## Work to complete
Your task is to copy every record exactly.

-*-*-

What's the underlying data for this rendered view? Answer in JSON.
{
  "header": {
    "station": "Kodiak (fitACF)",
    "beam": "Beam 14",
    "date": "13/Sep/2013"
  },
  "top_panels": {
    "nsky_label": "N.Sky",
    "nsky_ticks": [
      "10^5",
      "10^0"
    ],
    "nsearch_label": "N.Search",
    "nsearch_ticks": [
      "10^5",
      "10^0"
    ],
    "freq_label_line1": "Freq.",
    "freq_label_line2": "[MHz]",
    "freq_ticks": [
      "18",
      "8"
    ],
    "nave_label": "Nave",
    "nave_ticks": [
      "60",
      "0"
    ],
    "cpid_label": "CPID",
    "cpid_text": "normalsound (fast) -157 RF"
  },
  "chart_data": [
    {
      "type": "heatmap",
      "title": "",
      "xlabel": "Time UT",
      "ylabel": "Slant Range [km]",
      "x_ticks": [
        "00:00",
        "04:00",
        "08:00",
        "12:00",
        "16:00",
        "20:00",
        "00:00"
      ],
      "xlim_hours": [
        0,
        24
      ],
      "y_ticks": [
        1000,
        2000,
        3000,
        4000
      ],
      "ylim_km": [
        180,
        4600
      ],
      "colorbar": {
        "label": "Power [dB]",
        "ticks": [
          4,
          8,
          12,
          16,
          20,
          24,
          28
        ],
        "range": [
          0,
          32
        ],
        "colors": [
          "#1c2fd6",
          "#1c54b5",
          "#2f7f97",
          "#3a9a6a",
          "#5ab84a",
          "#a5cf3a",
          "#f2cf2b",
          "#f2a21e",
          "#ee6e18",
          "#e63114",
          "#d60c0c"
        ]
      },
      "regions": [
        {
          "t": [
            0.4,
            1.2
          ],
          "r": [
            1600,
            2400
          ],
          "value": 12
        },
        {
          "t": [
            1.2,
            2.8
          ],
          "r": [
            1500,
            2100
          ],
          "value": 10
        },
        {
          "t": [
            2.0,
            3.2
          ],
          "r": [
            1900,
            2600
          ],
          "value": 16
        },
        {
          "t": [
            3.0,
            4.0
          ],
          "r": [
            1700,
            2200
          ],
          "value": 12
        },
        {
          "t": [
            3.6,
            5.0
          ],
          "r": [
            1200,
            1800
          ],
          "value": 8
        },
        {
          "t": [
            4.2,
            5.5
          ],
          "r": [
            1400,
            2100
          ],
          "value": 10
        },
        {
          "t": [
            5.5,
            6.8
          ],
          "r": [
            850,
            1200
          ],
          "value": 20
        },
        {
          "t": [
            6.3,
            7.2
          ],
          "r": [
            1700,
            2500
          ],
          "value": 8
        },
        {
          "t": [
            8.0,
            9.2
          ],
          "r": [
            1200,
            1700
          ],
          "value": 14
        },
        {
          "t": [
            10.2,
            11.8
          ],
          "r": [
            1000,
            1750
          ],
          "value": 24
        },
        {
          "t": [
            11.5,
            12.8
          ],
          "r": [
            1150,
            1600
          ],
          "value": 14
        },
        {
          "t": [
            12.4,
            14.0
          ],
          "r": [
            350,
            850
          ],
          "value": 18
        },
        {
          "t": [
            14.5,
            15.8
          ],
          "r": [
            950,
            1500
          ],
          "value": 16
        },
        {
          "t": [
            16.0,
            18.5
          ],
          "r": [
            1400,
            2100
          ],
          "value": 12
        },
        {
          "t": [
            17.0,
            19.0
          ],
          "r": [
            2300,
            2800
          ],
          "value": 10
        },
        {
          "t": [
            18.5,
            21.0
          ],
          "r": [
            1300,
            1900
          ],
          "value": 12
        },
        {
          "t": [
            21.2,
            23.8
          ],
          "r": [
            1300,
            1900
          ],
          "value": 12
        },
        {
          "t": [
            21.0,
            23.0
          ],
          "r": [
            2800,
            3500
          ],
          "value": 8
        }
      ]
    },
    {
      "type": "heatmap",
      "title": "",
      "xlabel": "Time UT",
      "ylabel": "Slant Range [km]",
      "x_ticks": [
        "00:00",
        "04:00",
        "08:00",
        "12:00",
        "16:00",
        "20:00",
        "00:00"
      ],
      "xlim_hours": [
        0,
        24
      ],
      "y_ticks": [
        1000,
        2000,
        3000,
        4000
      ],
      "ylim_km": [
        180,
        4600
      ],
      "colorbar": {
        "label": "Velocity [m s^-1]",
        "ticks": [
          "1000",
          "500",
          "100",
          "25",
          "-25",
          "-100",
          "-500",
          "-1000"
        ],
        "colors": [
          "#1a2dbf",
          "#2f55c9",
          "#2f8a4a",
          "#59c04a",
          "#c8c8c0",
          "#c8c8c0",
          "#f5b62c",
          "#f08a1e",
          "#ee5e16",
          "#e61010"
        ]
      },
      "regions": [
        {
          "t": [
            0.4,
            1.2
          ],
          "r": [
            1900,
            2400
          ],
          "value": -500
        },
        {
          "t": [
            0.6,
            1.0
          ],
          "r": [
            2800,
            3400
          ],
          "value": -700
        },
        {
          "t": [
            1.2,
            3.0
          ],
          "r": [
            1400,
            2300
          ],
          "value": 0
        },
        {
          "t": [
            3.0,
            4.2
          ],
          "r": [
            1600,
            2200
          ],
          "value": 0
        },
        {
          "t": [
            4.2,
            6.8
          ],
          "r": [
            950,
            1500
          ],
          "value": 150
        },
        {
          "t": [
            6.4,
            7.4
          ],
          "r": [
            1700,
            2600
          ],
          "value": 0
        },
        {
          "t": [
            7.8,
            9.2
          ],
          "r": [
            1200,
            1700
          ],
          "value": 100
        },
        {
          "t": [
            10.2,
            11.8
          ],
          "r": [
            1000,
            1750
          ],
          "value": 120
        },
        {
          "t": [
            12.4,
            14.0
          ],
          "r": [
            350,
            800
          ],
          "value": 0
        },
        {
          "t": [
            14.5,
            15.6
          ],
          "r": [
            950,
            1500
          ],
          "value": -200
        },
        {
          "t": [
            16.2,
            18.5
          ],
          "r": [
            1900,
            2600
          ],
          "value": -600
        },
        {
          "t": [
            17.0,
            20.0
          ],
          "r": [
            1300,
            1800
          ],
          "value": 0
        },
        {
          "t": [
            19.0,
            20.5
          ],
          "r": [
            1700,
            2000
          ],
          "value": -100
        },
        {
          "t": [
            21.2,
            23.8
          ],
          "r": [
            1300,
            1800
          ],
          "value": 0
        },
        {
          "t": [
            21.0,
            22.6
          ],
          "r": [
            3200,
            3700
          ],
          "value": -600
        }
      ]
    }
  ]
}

-*-*-

## Expected answer
What's the underlying data for this rendered view? Answer in JSON.
{
  "header": {
    "station": "Kodiak (fitACF)",
    "beam": "Beam 14",
    "date": "13/Sep/2013"
  },
  "top_panels": {
    "nsky_label": "N.Sky",
    "nsky_ticks": [
      "10^5",
      "10^0"
    ],
    "nsearch_label": "N.Search",
    "nsearch_ticks": [
      "10^5",
      "10^0"
    ],
    "freq_label_line1": "Freq.",
    "freq_label_line2": "[MHz]",
    "freq_ticks": [
      "18",
      "8"
    ],
    "nave_label": "Nave",
    "nave_ticks": [
      "60",
      "0"
    ],
    "cpid_label": "CPID",
    "cpid_text": "normalsound (fast) -157 RF"
  },
  "chart_data": [
    {
      "type": "heatmap",
      "title": "",
      "xlabel": "Time UT",
      "ylabel": "Slant Range [km]",
      "x_ticks": [
        "00:00",
        "04:00",
        "08:00",
        "12:00",
        "16:00",
        "20:00",
        "00:00"
      ],
      "xlim_hours": [
        0,
        24
      ],
      "y_ticks": [
        1000,
        2000,
        3000,
        4000
      ],
      "ylim_km": [
        180,
        4600
      ],
      "colorbar": {
        "label": "Power [dB]",
        "ticks": [
          4,
          8,
          12,
          16,
          20,
          24,
          28
        ],
        "range": [
          0,
          32
        ],
        "colors": [
          "#1c2fd6",
          "#1c54b5",
          "#2f7f97",
          "#3a9a6a",
          "#5ab84a",
          "#a5cf3a",
          "#f2cf2b",
          "#f2a21e",
          "#ee6e18",
          "#e63114",
          "#d60c0c"
        ]
      },
      "regions": [
        {
          "t": [
            0.4,
            1.2
          ],
          "r": [
            1600,
            2400
          ],
          "value": 12
        },
        {
          "t": [
            1.2,
            2.8
          ],
          "r": [
            1500,
            2100
          ],
          "value": 10
        },
        {
          "t": [
            2.0,
            3.2
          ],
          "r": [
            1900,
            2600
          ],
          "value": 16
        },
        {
          "t": [
            3.0,
            4.0
          ],
          "r": [
            1700,
            2200
          ],
          "value": 12
        },
        {
          "t": [
            3.6,
            5.0
          ],
          "r": [
            1200,
            1800
          ],
          "value": 8
        },
        {
          "t": [
            4.2,
            5.5
          ],
          "r": [
            1400,
            2100
          ],
          "value": 10
        },
        {
          "t": [
            5.5,
            6.8
          ],
          "r": [
            850,
            1200
          ],
          "value": 20
        },
        {
          "t": [
            6.3,
            7.2
          ],
          "r": [
            1700,
            2500
          ],
          "value": 8
        },
        {
          "t": [
            8.0,
            9.2
          ],
          "r": [
            1200,
            1700
          ],
          "value": 14
        },
        {
          "t": [
            10.2,
            11.8
          ],
          "r": [
            1000,
            1750
          ],
          "value": 24
        },
        {
          "t": [
            11.5,
            12.8
          ],
          "r": [
            1150,
            1600
          ],
          "value": 14
        },
        {
          "t": [
            12.4,
            14.0
          ],
          "r": [
            350,
            850
          ],
          "value": 18
        },
        {
          "t": [
            14.5,
            15.8
          ],
          "r": [
            950,
            1500
          ],
          "value": 16
        },
        {
          "t": [
            16.0,
            18.5
          ],
          "r": [
            1400,
            2100
          ],
          "value": 12
        },
        {
          "t": [
            17.0,
            19.0
          ],
          "r": [
            2300,
            2800
          ],
          "value": 10
        },
        {
          "t": [
            18.5,
            21.0
          ],
          "r": [
            1300,
            1900
          ],
          "value": 12
        },
        {
          "t": [
            21.2,
            23.8
          ],
          "r": [
            1300,
            1900
          ],
          "value": 12
        },
        {
          "t": [
            21.0,
            23.0
          ],
          "r": [
            2800,
            3500
          ],
          "value": 8
        }
      ]
    },
    {
      "type": "heatmap",
      "title": "",
      "xlabel": "Time UT",
      "ylabel": "Slant Range [km]",
      "x_ticks": [
        "00:00",
        "04:00",
        "08:00",
        "12:00",
        "16:00",
        "20:00",
        "00:00"
      ],
      "xlim_hours": [
        0,
        24
      ],
      "y_ticks": [
        1000,
        2000,
        3000,
        4000
      ],
      "ylim_km": [
        180,
        4600
      ],
      "colorbar": {
        "label": "Velocity [m s^-1]",
        "ticks": [
          "1000",
          "500",
          "100",
          "25",
          "-25",
          "-100",
          "-500",
          "-1000"
        ],
        "colors": [
          "#1a2dbf",
          "#2f55c9",
          "#2f8a4a",
          "#59c04a",
          "#c8c8c0",
          "#c8c8c0",
          "#f5b62c",
          "#f08a1e",
          "#ee5e16",
          "#e61010"
        ]
      },
      "regions": [
        {
          "t": [
            0.4,
            1.2
          ],
          "r": [
            1900,
            2400
          ],
          "value": -500
        },
        {
          "t": [
            0.6,
            1.0
          ],
          "r": [
            2800,
            3400
          ],
          "value": -700
        },
        {
          "t": [
            1.2,
            3.0
          ],
          "r": [
            1400,
            2300
          ],
          "value": 0
        },
        {
          "t": [
            3.0,
            4.2
          ],
          "r": [
            1600,
            2200
          ],
          "value": 0
        },
        {
          "t": [
            4.2,
            6.8
          ],
          "r": [
            950,
            1500
          ],
          "value": 150
        },
        {
          "t": [
            6.4,
            7.4
          ],
          "r": [
            1700,
            2600
          ],
          "value": 0
        },
        {
          "t": [
            7.8,
            9.2
          ],
          "r": [
            1200,
            1700
          ],
          "value": 100
        },
        {
          "t": [
            10.2,
            11.8
          ],
          "r": [
            1000,
            1750
          ],
          "value": 120
        },
        {
          "t": [
            12.4,
            14.0
          ],
          "r": [
            350,
            800
          ],
          "value": 0
        },
        {
          "t": [
            14.5,
            15.6
          ],
          "r": [
            950,
            1500
          ],
          "value": -200
        },
        {
          "t": [
            16.2,
            18.5
          ],
          "r": [
            1900,
            2600
          ],
          "value": -600
        },
        {
          "t": [
            17.0,
            20.0
          ],
          "r": [
            1300,
            1800
          ],
          "value": 0
        },
        {
          "t": [
            19.0,
            20.5
          ],
          "r": [
            1700,
            2000
          ],
          "value": -100
        },
        {
          "t": [
            21.2,
            23.8
          ],
          "r": [
            1300,
            1800
          ],
          "value": 0
        },
        {
          "t": [
            21.0,
            22.6
          ],
          "r": [
            3200,
            3700
          ],
          "value": -600
        }
      ]
    }
  ]
}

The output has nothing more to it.